** START Dataset records **

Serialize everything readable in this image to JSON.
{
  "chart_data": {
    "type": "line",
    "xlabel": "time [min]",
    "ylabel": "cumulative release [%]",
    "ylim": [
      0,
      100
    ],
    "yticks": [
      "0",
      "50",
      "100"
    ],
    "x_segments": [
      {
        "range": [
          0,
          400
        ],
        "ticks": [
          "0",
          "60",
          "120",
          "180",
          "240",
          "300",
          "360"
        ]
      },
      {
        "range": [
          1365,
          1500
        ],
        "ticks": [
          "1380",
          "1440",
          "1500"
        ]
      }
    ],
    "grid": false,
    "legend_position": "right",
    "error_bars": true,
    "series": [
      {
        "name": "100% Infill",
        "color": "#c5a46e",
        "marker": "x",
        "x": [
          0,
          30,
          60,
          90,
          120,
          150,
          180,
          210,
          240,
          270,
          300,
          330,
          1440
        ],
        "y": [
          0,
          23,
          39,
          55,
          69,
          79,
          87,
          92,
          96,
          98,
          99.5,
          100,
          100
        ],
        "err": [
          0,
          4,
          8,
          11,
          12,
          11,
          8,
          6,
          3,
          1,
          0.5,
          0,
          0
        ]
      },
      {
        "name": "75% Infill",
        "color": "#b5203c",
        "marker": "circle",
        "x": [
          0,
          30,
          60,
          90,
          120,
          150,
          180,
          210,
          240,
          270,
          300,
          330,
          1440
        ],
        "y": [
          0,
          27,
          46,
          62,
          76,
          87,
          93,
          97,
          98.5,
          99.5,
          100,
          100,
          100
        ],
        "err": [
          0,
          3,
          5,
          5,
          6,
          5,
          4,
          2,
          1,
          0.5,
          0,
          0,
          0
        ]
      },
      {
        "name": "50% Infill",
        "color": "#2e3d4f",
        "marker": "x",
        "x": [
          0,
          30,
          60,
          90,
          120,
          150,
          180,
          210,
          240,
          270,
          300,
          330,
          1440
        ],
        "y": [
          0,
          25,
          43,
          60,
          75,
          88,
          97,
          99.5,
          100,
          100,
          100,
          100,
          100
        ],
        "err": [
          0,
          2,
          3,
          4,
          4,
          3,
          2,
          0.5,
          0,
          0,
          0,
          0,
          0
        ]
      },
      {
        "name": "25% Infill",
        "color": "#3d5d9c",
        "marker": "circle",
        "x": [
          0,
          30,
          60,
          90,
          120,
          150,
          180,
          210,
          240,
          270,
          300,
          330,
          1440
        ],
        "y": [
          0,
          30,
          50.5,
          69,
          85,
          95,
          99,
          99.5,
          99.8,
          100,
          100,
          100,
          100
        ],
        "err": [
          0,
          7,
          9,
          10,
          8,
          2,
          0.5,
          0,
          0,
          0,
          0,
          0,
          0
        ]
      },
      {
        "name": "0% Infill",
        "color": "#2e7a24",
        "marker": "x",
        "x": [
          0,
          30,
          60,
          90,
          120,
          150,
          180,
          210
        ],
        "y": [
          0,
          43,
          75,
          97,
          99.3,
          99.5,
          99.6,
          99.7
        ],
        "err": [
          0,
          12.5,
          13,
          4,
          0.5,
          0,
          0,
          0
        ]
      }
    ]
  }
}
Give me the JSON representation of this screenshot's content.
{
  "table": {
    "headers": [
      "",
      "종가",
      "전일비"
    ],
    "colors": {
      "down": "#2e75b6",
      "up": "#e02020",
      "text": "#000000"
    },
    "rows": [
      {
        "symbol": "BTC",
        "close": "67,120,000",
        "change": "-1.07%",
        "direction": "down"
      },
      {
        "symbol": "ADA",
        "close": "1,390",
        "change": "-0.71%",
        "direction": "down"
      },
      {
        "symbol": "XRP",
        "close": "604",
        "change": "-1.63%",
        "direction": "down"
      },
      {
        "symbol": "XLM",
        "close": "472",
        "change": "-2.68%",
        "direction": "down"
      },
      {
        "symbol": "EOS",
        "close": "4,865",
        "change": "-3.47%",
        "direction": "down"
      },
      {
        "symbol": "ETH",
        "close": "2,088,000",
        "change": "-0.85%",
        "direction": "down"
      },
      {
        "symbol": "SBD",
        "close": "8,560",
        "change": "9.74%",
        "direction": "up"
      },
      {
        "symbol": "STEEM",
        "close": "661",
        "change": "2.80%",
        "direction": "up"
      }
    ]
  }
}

** END Dataset records **

■ Goal ■
Copy every line that includes the string "Infill" from the material above.

■ Solution below ■
        "name": "100% Infill",
        "name": "75% Infill",
        "name": "50% Infill",
        "name": "25% Infill",
        "name": "0% Infill",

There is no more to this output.